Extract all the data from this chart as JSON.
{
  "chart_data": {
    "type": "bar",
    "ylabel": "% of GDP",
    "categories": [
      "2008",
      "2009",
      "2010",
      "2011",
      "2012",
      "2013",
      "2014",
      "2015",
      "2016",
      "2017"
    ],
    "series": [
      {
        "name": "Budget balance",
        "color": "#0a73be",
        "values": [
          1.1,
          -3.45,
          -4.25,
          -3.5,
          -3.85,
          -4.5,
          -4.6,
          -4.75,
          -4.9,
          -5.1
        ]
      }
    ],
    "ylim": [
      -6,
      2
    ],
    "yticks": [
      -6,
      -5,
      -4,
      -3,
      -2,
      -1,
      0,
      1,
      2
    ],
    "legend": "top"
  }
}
☆ ☆ ☆ ☆
- _TASK TO COMPLETE_: Set down all of the records shown above once more, exactly.

- _TASK OUTPUT_:
Extract all the data from this chart as JSON.
{
  "chart_data": {
    "type": "bar",
    "ylabel": "% of GDP",
    "categories": [
      "2008",
      "2009",
      "2010",
      "2011",
      "2012",
      "2013",
      "2014",
      "2015",
      "2016",
      "2017"
    ],
    "series": [
      {
        "name": "Budget balance",
        "color": "#0a73be",
        "values": [
          1.1,
          -3.45,
          -4.25,
          -3.5,
          -3.85,
          -4.5,
          -4.6,
          -4.75,
          -4.9,
          -5.1
        ]
      }
    ],
    "ylim": [
      -6,
      2
    ],
    "yticks": [
      -6,
      -5,
      -4,
      -3,
      -2,
      -1,
      0,
      1,
      2
    ],
    "legend": "top"
  }
}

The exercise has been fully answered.